__GOAL__.
Return the number of lines that contain the word "Concentration", and return nothing else.

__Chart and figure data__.
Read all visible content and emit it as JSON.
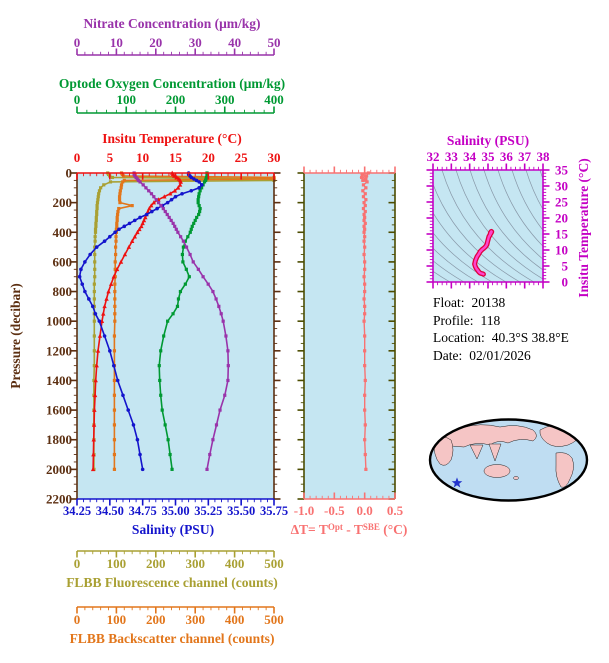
{
  "colors": {
    "nitrate": "#9933AA",
    "oxygen": "#009933",
    "temperature": "#EE1111",
    "salinity": "#1414CC",
    "pressure": "#5C2F11",
    "fluorescence": "#A9A033",
    "backscatter": "#E2761B",
    "delta_t": "#F87272",
    "mid_axis": "#4C4C00",
    "ts_axis": "#C400C4",
    "ts_curve_outer": "#E00040",
    "ts_curve_inner": "#FF44CC",
    "plot_bg": "#C5E6F2",
    "contour": "#8898A8",
    "map_ocean": "#BFDDF2",
    "map_land": "#F5C5C5",
    "map_border": "#000000",
    "star": "#2233CC",
    "text": "#000000"
  },
  "axes": {
    "nitrate": {
      "title": "Nitrate Concentration (μm/kg)",
      "min": 0,
      "max": 50,
      "major_step": 10,
      "minor_step": 2,
      "tick_labels": [
        "0",
        "10",
        "20",
        "30",
        "40",
        "50"
      ]
    },
    "oxygen": {
      "title": "Optode Oxygen Concentration (μm/kg)",
      "min": 0,
      "max": 400,
      "major_step": 100,
      "minor_step": 20,
      "tick_labels": [
        "0",
        "100",
        "200",
        "300",
        "400"
      ]
    },
    "temperature": {
      "title": "Insitu Temperature (°C)",
      "min": 0,
      "max": 30,
      "major_step": 5,
      "minor_step": 1,
      "tick_labels": [
        "0",
        "5",
        "10",
        "15",
        "20",
        "25",
        "30"
      ]
    },
    "salinity": {
      "title": "Salinity (PSU)",
      "min": 34.25,
      "max": 35.75,
      "major_step": 0.25,
      "minor_step": 0.05,
      "tick_labels": [
        "34.25",
        "34.50",
        "34.75",
        "35.00",
        "35.25",
        "35.50",
        "35.75"
      ]
    },
    "fluorescence": {
      "title": "FLBB Fluorescence channel (counts)",
      "min": 0,
      "max": 500,
      "major_step": 100,
      "minor_step": 20,
      "tick_labels": [
        "0",
        "100",
        "200",
        "300",
        "400",
        "500"
      ]
    },
    "backscatter": {
      "title": "FLBB Backscatter channel (counts)",
      "min": 0,
      "max": 500,
      "major_step": 100,
      "minor_step": 20,
      "tick_labels": [
        "0",
        "100",
        "200",
        "300",
        "400",
        "500"
      ]
    },
    "pressure": {
      "title": "Pressure (decibar)",
      "min": 0,
      "max": 2200,
      "major_step": 200,
      "minor_step": 50,
      "tick_labels": [
        "0",
        "200",
        "400",
        "600",
        "800",
        "1000",
        "1200",
        "1400",
        "1600",
        "1800",
        "2000",
        "2200"
      ]
    },
    "delta_t": {
      "title_pre": "ΔT= T",
      "title_sup1": "Opt",
      "title_mid": " - T",
      "title_sup2": "SBE",
      "title_post": " (°C)",
      "min": -1.0,
      "max": 0.5,
      "major_step": 0.5,
      "minor_step": 0.1,
      "tick_labels": [
        "-1.0",
        "-0.5",
        "0.0",
        "0.5"
      ]
    },
    "ts_salinity": {
      "title": "Salinity (PSU)",
      "min": 32,
      "max": 38,
      "major_step": 1,
      "minor_step": 0.25,
      "tick_labels": [
        "32",
        "33",
        "34",
        "35",
        "36",
        "37",
        "38"
      ]
    },
    "ts_temperature": {
      "title": "Insitu Temperature (°C)",
      "min": 0,
      "max": 35,
      "major_step": 5,
      "minor_step": 1,
      "tick_labels": [
        "0",
        "5",
        "10",
        "15",
        "20",
        "25",
        "30",
        "35"
      ]
    }
  },
  "metadata": {
    "rows": [
      {
        "label": "Float:",
        "value": "20138"
      },
      {
        "label": "Profile:",
        "value": "118"
      },
      {
        "label": "Location:",
        "value": "40.3°S 38.8°E"
      },
      {
        "label": "Date:",
        "value": "02/01/2026"
      }
    ]
  },
  "chart_data": [
    {
      "id": "profile-plot",
      "type": "line",
      "orientation": "depth-profile",
      "ylabel": "Pressure (decibar)",
      "ylim": [
        0,
        2200
      ],
      "grid": false,
      "pressure": [
        0,
        10,
        20,
        30,
        40,
        50,
        60,
        80,
        100,
        120,
        140,
        160,
        180,
        200,
        220,
        240,
        260,
        280,
        300,
        320,
        340,
        360,
        380,
        400,
        430,
        460,
        500,
        550,
        600,
        650,
        700,
        750,
        800,
        850,
        900,
        950,
        1000,
        1100,
        1200,
        1300,
        1400,
        1500,
        1600,
        1700,
        1800,
        1900,
        2000
      ],
      "series": [
        {
          "name": "Insitu Temperature",
          "units": "°C",
          "color_key": "temperature",
          "marker": "triangle",
          "range": [
            0,
            30
          ],
          "values": [
            14.5,
            14.6,
            14.8,
            15.2,
            15.5,
            15.7,
            15.8,
            15.7,
            15.4,
            14.9,
            14.2,
            13.3,
            12.4,
            11.7,
            11.3,
            11.0,
            10.8,
            10.6,
            10.4,
            10.2,
            10.0,
            9.8,
            9.5,
            9.2,
            8.8,
            8.4,
            7.9,
            7.3,
            6.7,
            6.1,
            5.6,
            5.2,
            4.8,
            4.5,
            4.2,
            4.0,
            3.8,
            3.5,
            3.2,
            3.0,
            2.85,
            2.75,
            2.65,
            2.6,
            2.55,
            2.5,
            2.45
          ]
        },
        {
          "name": "Salinity",
          "units": "PSU",
          "color_key": "salinity",
          "marker": "circle",
          "range": [
            34.25,
            35.75
          ],
          "values": [
            35.1,
            35.1,
            35.11,
            35.12,
            35.14,
            35.16,
            35.18,
            35.2,
            35.18,
            35.12,
            35.05,
            35.0,
            34.97,
            34.94,
            34.9,
            34.86,
            34.82,
            34.78,
            34.73,
            34.69,
            34.65,
            34.61,
            34.57,
            34.54,
            34.5,
            34.46,
            34.4,
            34.35,
            34.31,
            34.28,
            34.27,
            34.29,
            34.31,
            34.34,
            34.37,
            34.39,
            34.42,
            34.46,
            34.5,
            34.53,
            34.56,
            34.6,
            34.64,
            34.68,
            34.71,
            34.73,
            34.75
          ]
        },
        {
          "name": "Optode Oxygen Concentration",
          "units": "μm/kg",
          "color_key": "oxygen",
          "marker": "square",
          "range": [
            0,
            400
          ],
          "values": [
            264,
            264,
            264,
            263,
            262,
            261,
            259,
            256,
            253,
            250,
            248,
            247,
            246,
            246,
            248,
            250,
            249,
            247,
            243,
            240,
            237,
            234,
            232,
            230,
            225,
            220,
            216,
            214,
            215,
            222,
            228,
            220,
            210,
            206,
            204,
            195,
            184,
            176,
            170,
            167,
            168,
            170,
            173,
            179,
            185,
            189,
            193
          ]
        },
        {
          "name": "Nitrate Concentration",
          "units": "μm/kg",
          "color_key": "nitrate",
          "marker": "square",
          "range": [
            0,
            50
          ],
          "values": [
            14.5,
            14.5,
            14.7,
            15.0,
            15.3,
            15.6,
            16.0,
            16.8,
            17.5,
            18.2,
            18.9,
            19.5,
            20.1,
            20.7,
            21.3,
            21.9,
            22.4,
            22.9,
            23.4,
            23.9,
            24.4,
            24.8,
            25.2,
            25.6,
            26.3,
            27.0,
            27.8,
            28.7,
            29.5,
            30.8,
            32.0,
            33.3,
            34.5,
            35.3,
            36.0,
            36.6,
            37.1,
            37.8,
            38.3,
            38.4,
            38.3,
            37.5,
            36.3,
            35.4,
            34.5,
            33.7,
            33.0
          ]
        },
        {
          "name": "FLBB Fluorescence channel",
          "units": "counts",
          "color_key": "fluorescence",
          "marker": "square",
          "range": [
            0,
            500
          ],
          "values": [
            78,
            80,
            83,
            90,
            500,
            500,
            85,
            68,
            60,
            57,
            55,
            54,
            53,
            52,
            51,
            51,
            50,
            50,
            49,
            49,
            48,
            48,
            47,
            47,
            46,
            46,
            45,
            45,
            45,
            45,
            45,
            44,
            44,
            44,
            44,
            44,
            44,
            44,
            44,
            44,
            43,
            43,
            43,
            43,
            43,
            43,
            43
          ]
        },
        {
          "name": "FLBB Backscatter channel",
          "units": "counts",
          "color_key": "backscatter",
          "marker": "square",
          "range": [
            0,
            500
          ],
          "values": [
            113,
            115,
            118,
            500,
            500,
            120,
            116,
            113,
            112,
            110,
            109,
            108,
            108,
            109,
            140,
            106,
            104,
            103,
            102,
            102,
            101,
            101,
            100,
            100,
            99,
            99,
            98,
            98,
            97,
            97,
            97,
            96,
            96,
            96,
            96,
            96,
            96,
            95,
            95,
            95,
            95,
            95,
            95,
            95,
            95,
            95,
            95
          ]
        }
      ]
    },
    {
      "id": "delta-t-plot",
      "type": "line",
      "xlabel": "ΔT= TOpt - TSBE (°C)",
      "xlim": [
        -1.0,
        0.5
      ],
      "color_key": "delta_t",
      "pressure_levels": "same_as_profile_plot",
      "values": [
        0.06,
        -0.04,
        0.03,
        -0.05,
        0.02,
        -0.03,
        0.04,
        -0.02,
        0.02,
        -0.03,
        0.01,
        -0.02,
        0.02,
        -0.01,
        0.01,
        -0.02,
        0.01,
        -0.01,
        0.0,
        -0.01,
        0.01,
        -0.01,
        0.0,
        -0.01,
        0.0,
        -0.01,
        0.0,
        -0.01,
        0.0,
        0.0,
        -0.01,
        0.0,
        0.0,
        -0.01,
        0.0,
        0.0,
        -0.01,
        0.0,
        0.0,
        0.0,
        0.01,
        0.0,
        0.0,
        0.01,
        0.0,
        0.01,
        0.02
      ]
    },
    {
      "id": "ts-diagram",
      "type": "line",
      "xlabel": "Salinity (PSU)",
      "ylabel": "Insitu Temperature (°C)",
      "xlim": [
        32,
        38
      ],
      "ylim": [
        0,
        35
      ],
      "background_contours": "isopycnals",
      "points": [
        [
          35.1,
          14.5
        ],
        [
          35.14,
          15.5
        ],
        [
          35.18,
          15.8
        ],
        [
          35.2,
          15.7
        ],
        [
          35.18,
          15.4
        ],
        [
          35.05,
          14.2
        ],
        [
          34.97,
          12.4
        ],
        [
          34.94,
          11.7
        ],
        [
          34.86,
          11.0
        ],
        [
          34.78,
          10.6
        ],
        [
          34.69,
          10.2
        ],
        [
          34.57,
          9.5
        ],
        [
          34.54,
          9.2
        ],
        [
          34.46,
          8.4
        ],
        [
          34.4,
          7.9
        ],
        [
          34.31,
          6.7
        ],
        [
          34.27,
          5.6
        ],
        [
          34.31,
          4.8
        ],
        [
          34.37,
          4.2
        ],
        [
          34.42,
          3.8
        ],
        [
          34.5,
          3.2
        ],
        [
          34.56,
          2.85
        ],
        [
          34.64,
          2.65
        ],
        [
          34.71,
          2.55
        ],
        [
          34.75,
          2.45
        ]
      ]
    }
  ]
}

__ANSWER FOR THIS EXERCISE__.
4